(Recorded data)

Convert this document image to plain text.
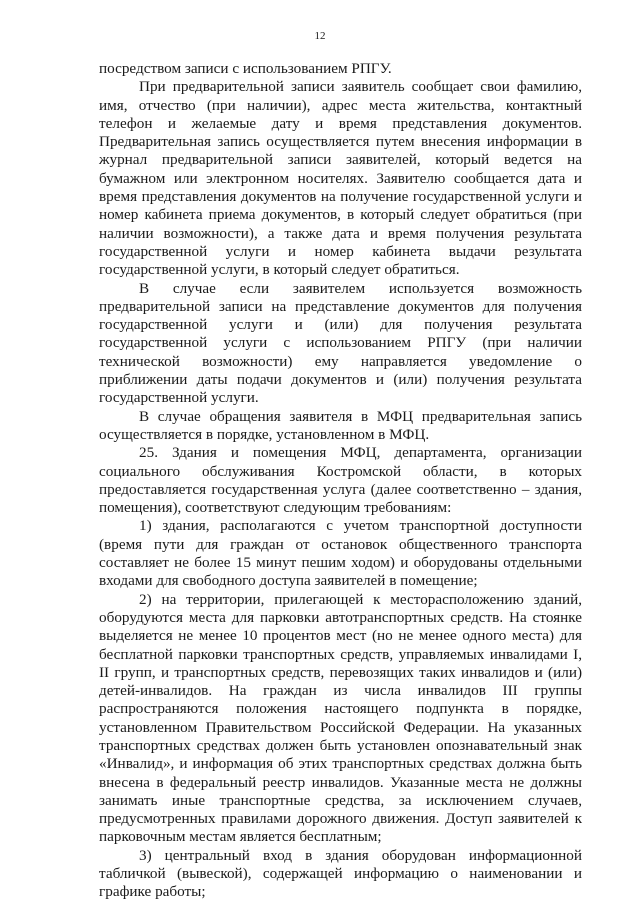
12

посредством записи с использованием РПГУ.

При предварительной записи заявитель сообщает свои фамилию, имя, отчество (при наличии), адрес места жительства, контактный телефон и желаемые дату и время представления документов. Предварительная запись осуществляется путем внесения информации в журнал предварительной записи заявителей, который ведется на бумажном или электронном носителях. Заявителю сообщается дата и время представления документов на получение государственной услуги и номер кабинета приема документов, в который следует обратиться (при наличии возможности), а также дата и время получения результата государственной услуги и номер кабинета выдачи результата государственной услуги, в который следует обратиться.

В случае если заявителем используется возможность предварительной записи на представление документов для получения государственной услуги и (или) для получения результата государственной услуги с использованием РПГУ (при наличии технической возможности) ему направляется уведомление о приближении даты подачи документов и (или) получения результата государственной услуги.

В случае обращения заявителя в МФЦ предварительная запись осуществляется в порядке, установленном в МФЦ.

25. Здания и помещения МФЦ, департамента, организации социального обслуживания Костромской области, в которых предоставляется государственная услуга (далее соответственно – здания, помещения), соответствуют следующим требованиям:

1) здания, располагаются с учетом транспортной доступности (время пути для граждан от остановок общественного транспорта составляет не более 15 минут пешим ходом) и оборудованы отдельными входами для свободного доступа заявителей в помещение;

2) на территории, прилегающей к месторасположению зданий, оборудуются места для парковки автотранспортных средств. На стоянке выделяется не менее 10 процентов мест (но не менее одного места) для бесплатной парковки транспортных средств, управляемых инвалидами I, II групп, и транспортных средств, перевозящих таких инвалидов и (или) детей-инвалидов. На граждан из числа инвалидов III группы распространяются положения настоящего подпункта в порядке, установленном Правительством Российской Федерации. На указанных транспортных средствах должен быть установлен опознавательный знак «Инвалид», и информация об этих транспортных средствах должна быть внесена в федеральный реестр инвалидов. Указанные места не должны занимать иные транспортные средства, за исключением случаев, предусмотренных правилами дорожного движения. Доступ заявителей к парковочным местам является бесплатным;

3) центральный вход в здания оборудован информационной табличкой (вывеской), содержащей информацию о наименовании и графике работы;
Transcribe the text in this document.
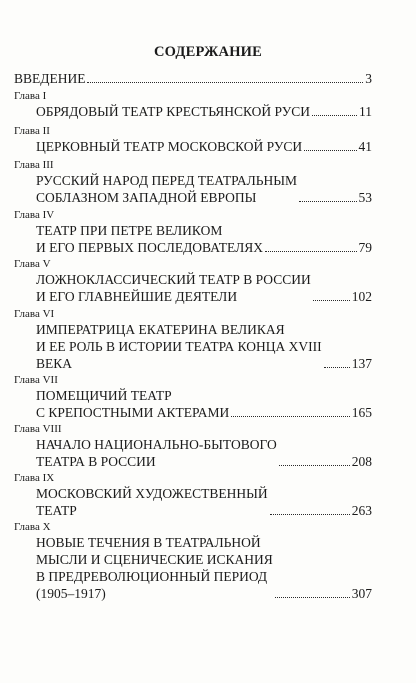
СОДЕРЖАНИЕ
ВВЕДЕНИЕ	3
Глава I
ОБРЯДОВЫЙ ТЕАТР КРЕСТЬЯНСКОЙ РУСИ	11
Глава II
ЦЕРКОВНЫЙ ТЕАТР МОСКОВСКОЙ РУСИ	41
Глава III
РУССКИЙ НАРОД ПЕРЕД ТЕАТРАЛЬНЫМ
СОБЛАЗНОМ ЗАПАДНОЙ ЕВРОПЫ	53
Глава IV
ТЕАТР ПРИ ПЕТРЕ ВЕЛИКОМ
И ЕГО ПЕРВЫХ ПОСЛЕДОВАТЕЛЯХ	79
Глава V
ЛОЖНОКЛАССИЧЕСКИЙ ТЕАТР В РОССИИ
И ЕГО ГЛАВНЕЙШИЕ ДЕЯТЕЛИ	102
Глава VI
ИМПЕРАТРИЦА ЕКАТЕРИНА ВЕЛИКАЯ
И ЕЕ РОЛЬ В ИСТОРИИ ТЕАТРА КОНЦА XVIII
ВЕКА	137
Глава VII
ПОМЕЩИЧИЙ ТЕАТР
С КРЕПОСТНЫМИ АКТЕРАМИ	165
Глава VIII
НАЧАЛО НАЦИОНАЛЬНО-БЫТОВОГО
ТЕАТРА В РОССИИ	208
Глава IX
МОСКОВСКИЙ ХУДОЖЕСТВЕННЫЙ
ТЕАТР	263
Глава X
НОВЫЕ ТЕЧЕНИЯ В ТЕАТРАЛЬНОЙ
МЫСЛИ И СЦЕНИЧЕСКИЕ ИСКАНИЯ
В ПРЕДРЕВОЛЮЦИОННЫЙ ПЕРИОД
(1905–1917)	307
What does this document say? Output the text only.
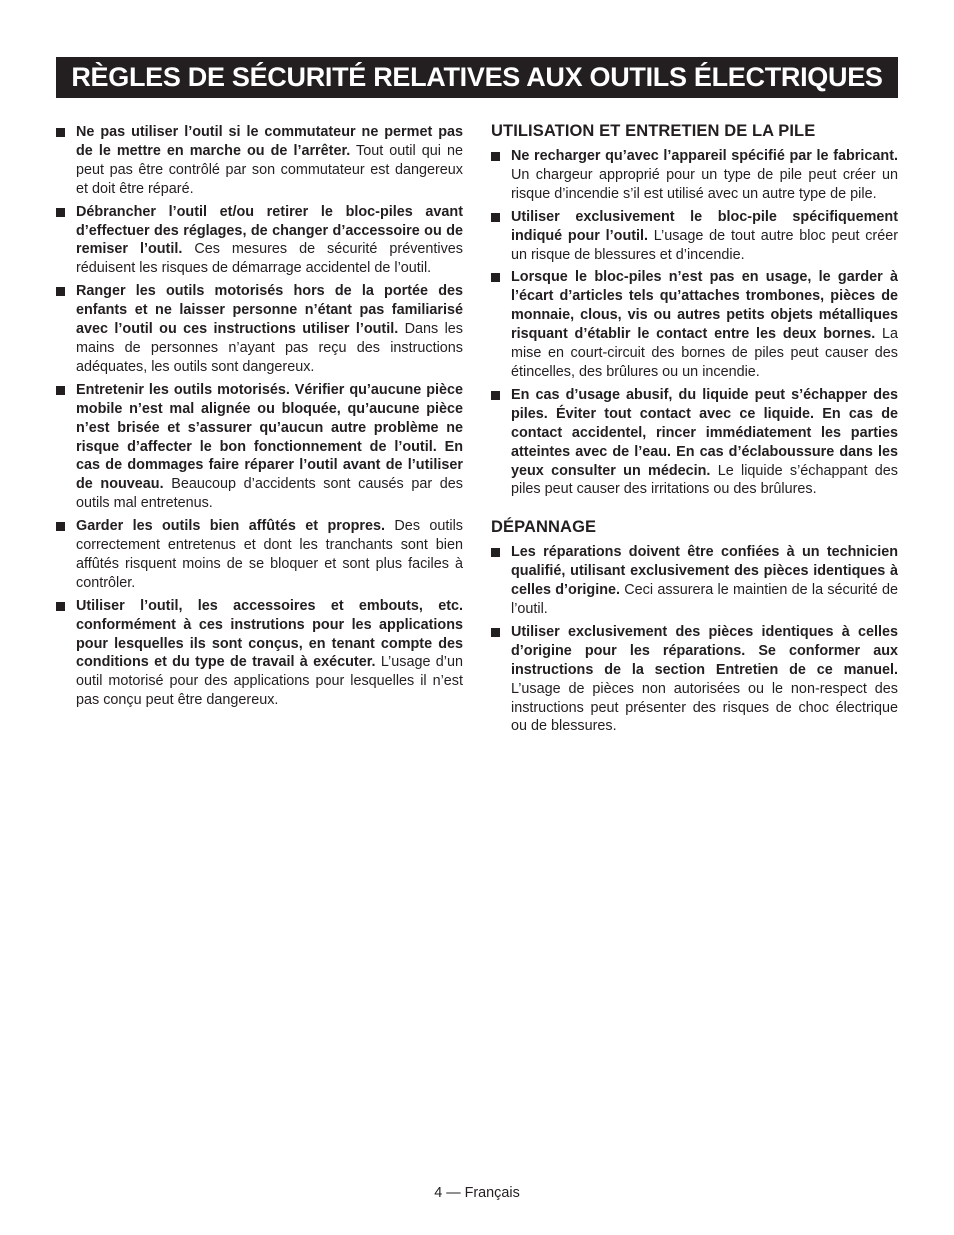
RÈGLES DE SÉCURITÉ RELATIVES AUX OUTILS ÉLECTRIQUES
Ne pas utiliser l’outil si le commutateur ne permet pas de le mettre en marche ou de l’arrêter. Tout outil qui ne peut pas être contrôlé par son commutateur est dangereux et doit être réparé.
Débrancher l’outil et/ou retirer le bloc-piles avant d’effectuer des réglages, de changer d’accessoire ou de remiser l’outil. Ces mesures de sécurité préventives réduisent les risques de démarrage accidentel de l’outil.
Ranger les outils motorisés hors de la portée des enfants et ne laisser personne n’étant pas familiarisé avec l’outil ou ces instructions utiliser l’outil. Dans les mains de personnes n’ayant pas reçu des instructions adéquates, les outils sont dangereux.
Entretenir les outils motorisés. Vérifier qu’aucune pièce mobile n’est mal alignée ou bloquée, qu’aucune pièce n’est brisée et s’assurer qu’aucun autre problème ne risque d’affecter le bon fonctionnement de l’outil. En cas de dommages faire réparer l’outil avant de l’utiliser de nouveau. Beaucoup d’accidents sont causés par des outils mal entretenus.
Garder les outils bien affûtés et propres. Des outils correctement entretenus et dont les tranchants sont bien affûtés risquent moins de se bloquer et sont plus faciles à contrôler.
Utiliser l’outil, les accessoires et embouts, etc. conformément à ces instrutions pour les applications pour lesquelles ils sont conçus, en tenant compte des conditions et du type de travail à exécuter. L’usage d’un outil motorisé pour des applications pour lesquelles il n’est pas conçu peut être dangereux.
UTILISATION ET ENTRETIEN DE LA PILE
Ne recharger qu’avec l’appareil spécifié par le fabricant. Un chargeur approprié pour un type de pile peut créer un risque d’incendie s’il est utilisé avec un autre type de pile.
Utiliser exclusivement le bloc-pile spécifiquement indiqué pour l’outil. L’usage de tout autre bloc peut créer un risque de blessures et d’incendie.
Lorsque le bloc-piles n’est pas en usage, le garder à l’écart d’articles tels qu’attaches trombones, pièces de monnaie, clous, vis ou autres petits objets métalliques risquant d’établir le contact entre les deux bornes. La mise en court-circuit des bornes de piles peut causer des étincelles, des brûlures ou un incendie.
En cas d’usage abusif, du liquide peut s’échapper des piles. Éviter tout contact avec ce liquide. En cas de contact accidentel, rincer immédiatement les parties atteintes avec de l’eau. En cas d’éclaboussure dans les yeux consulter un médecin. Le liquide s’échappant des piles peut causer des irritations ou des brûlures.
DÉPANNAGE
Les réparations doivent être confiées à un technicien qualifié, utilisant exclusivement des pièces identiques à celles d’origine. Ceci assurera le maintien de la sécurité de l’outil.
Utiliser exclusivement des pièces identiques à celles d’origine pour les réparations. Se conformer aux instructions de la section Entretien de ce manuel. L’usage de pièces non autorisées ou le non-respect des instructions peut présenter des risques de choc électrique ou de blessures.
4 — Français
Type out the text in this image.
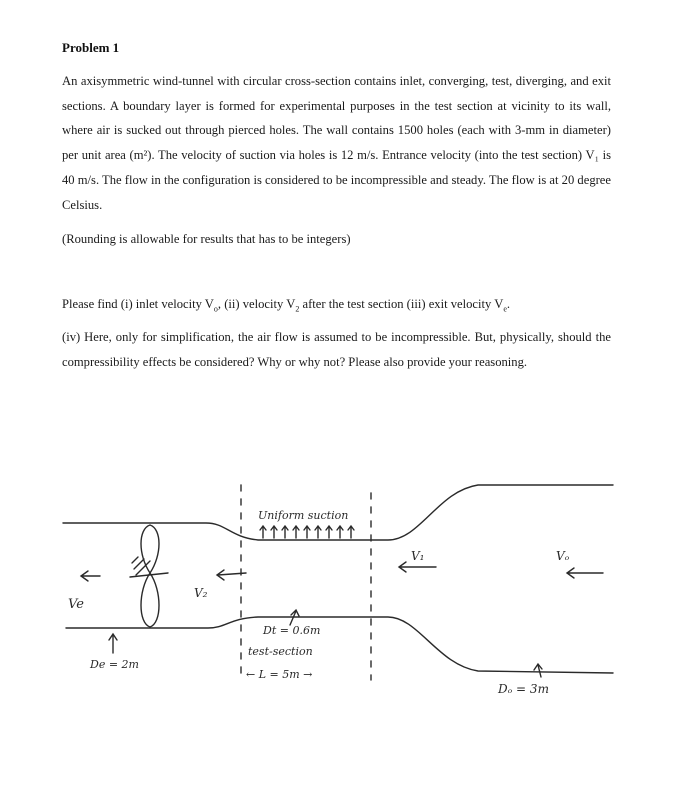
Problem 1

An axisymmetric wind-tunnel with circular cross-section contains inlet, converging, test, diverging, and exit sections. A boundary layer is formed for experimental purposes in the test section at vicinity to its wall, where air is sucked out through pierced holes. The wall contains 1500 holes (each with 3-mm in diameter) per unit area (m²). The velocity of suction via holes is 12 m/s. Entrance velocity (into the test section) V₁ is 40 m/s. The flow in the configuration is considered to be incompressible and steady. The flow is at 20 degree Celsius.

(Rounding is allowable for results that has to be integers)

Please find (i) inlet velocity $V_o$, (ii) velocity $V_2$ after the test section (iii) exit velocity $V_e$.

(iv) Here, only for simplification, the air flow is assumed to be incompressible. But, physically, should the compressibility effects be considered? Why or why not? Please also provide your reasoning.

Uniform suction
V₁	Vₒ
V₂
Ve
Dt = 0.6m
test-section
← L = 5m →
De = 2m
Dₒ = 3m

## DESCRIPTION OF THE TASK
Each entry gets copied exactly; the pictures stay out.

## RESULT
Convert this document image to plain text.
12

посредством записи с использованием РПГУ.

При предварительной записи заявитель сообщает свои фамилию, имя, отчество (при наличии), адрес места жительства, контактный телефон и желаемые дату и время представления документов. Предварительная запись осуществляется путем внесения информации в журнал предварительной записи заявителей, который ведется на бумажном или электронном носителях. Заявителю сообщается дата и время представления документов на получение государственной услуги и номер кабинета приема документов, в который следует обратиться (при наличии возможности), а также дата и время получения результата государственной услуги и номер кабинета выдачи результата государственной услуги, в который следует обратиться.

В случае если заявителем используется возможность предварительной записи на представление документов для получения государственной услуги и (или) для получения результата государственной услуги с использованием РПГУ (при наличии технической возможности) ему направляется уведомление о приближении даты подачи документов и (или) получения результата государственной услуги.

В случае обращения заявителя в МФЦ предварительная запись осуществляется в порядке, установленном в МФЦ.

25. Здания и помещения МФЦ, департамента, организации социального обслуживания Костромской области, в которых предоставляется государственная услуга (далее соответственно – здания, помещения), соответствуют следующим требованиям:

1) здания, располагаются с учетом транспортной доступности (время пути для граждан от остановок общественного транспорта составляет не более 15 минут пешим ходом) и оборудованы отдельными входами для свободного доступа заявителей в помещение;

2) на территории, прилегающей к месторасположению зданий, оборудуются места для парковки автотранспортных средств. На стоянке выделяется не менее 10 процентов мест (но не менее одного места) для бесплатной парковки транспортных средств, управляемых инвалидами I, II групп, и транспортных средств, перевозящих таких инвалидов и (или) детей-инвалидов. На граждан из числа инвалидов III группы распространяются положения настоящего подпункта в порядке, установленном Правительством Российской Федерации. На указанных транспортных средствах должен быть установлен опознавательный знак «Инвалид», и информация об этих транспортных средствах должна быть внесена в федеральный реестр инвалидов. Указанные места не должны занимать иные транспортные средства, за исключением случаев, предусмотренных правилами дорожного движения. Доступ заявителей к парковочным местам является бесплатным;

3) центральный вход в здания оборудован информационной табличкой (вывеской), содержащей информацию о наименовании и графике работы;
Transcribe the text in this document.
СОДЕРЖАНИЕ
ВВЕДЕНИЕ	3
Глава I
ОБРЯДОВЫЙ ТЕАТР КРЕСТЬЯНСКОЙ РУСИ	11
Глава II
ЦЕРКОВНЫЙ ТЕАТР МОСКОВСКОЙ РУСИ	41
Глава III
РУССКИЙ НАРОД ПЕРЕД ТЕАТРАЛЬНЫМ
СОБЛАЗНОМ ЗАПАДНОЙ ЕВРОПЫ	53
Глава IV
ТЕАТР ПРИ ПЕТРЕ ВЕЛИКОМ
И ЕГО ПЕРВЫХ ПОСЛЕДОВАТЕЛЯХ	79
Глава V
ЛОЖНОКЛАССИЧЕСКИЙ ТЕАТР В РОССИИ
И ЕГО ГЛАВНЕЙШИЕ ДЕЯТЕЛИ	102
Глава VI
ИМПЕРАТРИЦА ЕКАТЕРИНА ВЕЛИКАЯ
И ЕЕ РОЛЬ В ИСТОРИИ ТЕАТРА КОНЦА XVIII
ВЕКА	137
Глава VII
ПОМЕЩИЧИЙ ТЕАТР
С КРЕПОСТНЫМИ АКТЕРАМИ	165
Глава VIII
НАЧАЛО НАЦИОНАЛЬНО-БЫТОВОГО
ТЕАТРА В РОССИИ	208
Глава IX
МОСКОВСКИЙ ХУДОЖЕСТВЕННЫЙ
ТЕАТР	263
Глава X
НОВЫЕ ТЕЧЕНИЯ В ТЕАТРАЛЬНОЙ
МЫСЛИ И СЦЕНИЧЕСКИЕ ИСКАНИЯ
В ПРЕДРЕВОЛЮЦИОННЫЙ ПЕРИОД
(1905–1917)	307
What does this document say? Output the text only.
RÈGLES DE SÉCURITÉ RELATIVES AUX OUTILS ÉLECTRIQUES
Ne pas utiliser l’outil si le commutateur ne permet pas de le mettre en marche ou de l’arrêter. Tout outil qui ne peut pas être contrôlé par son commutateur est dangereux et doit être réparé.
Débrancher l’outil et/ou retirer le bloc-piles avant d’effectuer des réglages, de changer d’accessoire ou de remiser l’outil. Ces mesures de sécurité préventives réduisent les risques de démarrage accidentel de l’outil.
Ranger les outils motorisés hors de la portée des enfants et ne laisser personne n’étant pas familiarisé avec l’outil ou ces instructions utiliser l’outil. Dans les mains de personnes n’ayant pas reçu des instructions adéquates, les outils sont dangereux.
Entretenir les outils motorisés. Vérifier qu’aucune pièce mobile n’est mal alignée ou bloquée, qu’aucune pièce n’est brisée et s’assurer qu’aucun autre problème ne risque d’affecter le bon fonctionnement de l’outil. En cas de dommages faire réparer l’outil avant de l’utiliser de nouveau. Beaucoup d’accidents sont causés par des outils mal entretenus.
Garder les outils bien affûtés et propres. Des outils correctement entretenus et dont les tranchants sont bien affûtés risquent moins de se bloquer et sont plus faciles à contrôler.
Utiliser l’outil, les accessoires et embouts, etc. conformément à ces instrutions pour les applications pour lesquelles ils sont conçus, en tenant compte des conditions et du type de travail à exécuter. L’usage d’un outil motorisé pour des applications pour lesquelles il n’est pas conçu peut être dangereux.
UTILISATION ET ENTRETIEN DE LA PILE
Ne recharger qu’avec l’appareil spécifié par le fabricant. Un chargeur approprié pour un type de pile peut créer un risque d’incendie s’il est utilisé avec un autre type de pile.
Utiliser exclusivement le bloc-pile spécifiquement indiqué pour l’outil. L’usage de tout autre bloc peut créer un risque de blessures et d’incendie.
Lorsque le bloc-piles n’est pas en usage, le garder à l’écart d’articles tels qu’attaches trombones, pièces de monnaie, clous, vis ou autres petits objets métalliques risquant d’établir le contact entre les deux bornes. La mise en court-circuit des bornes de piles peut causer des étincelles, des brûlures ou un incendie.
En cas d’usage abusif, du liquide peut s’échapper des piles. Éviter tout contact avec ce liquide. En cas de contact accidentel, rincer immédiatement les parties atteintes avec de l’eau. En cas d’éclaboussure dans les yeux consulter un médecin. Le liquide s’échappant des piles peut causer des irritations ou des brûlures.
DÉPANNAGE
Les réparations doivent être confiées à un technicien qualifié, utilisant exclusivement des pièces identiques à celles d’origine. Ceci assurera le maintien de la sécurité de l’outil.
Utiliser exclusivement des pièces identiques à celles d’origine pour les réparations. Se conformer aux instructions de la section Entretien de ce manuel. L’usage de pièces non autorisées ou le non-respect des instructions peut présenter des risques de choc électrique ou de blessures.
4 — Français
Type out the text in this image.
Problem 1

An axisymmetric wind-tunnel with circular cross-section contains inlet, converging, test, diverging, and exit sections. A boundary layer is formed for experimental purposes in the test section at vicinity to its wall, where air is sucked out through pierced holes. The wall contains 1500 holes (each with 3-mm in diameter) per unit area (m²). The velocity of suction via holes is 12 m/s. Entrance velocity (into the test section) V₁ is 40 m/s. The flow in the configuration is considered to be incompressible and steady. The flow is at 20 degree Celsius.

(Rounding is allowable for results that has to be integers)

Please find (i) inlet velocity $V_o$, (ii) velocity $V_2$ after the test section (iii) exit velocity $V_e$.

(iv) Here, only for simplification, the air flow is assumed to be incompressible. But, physically, should the compressibility effects be considered? Why or why not? Please also provide your reasoning.

Uniform suction
V₁	Vₒ
V₂
Ve
Dt = 0.6m
test-section
← L = 5m →
De = 2m
Dₒ = 3m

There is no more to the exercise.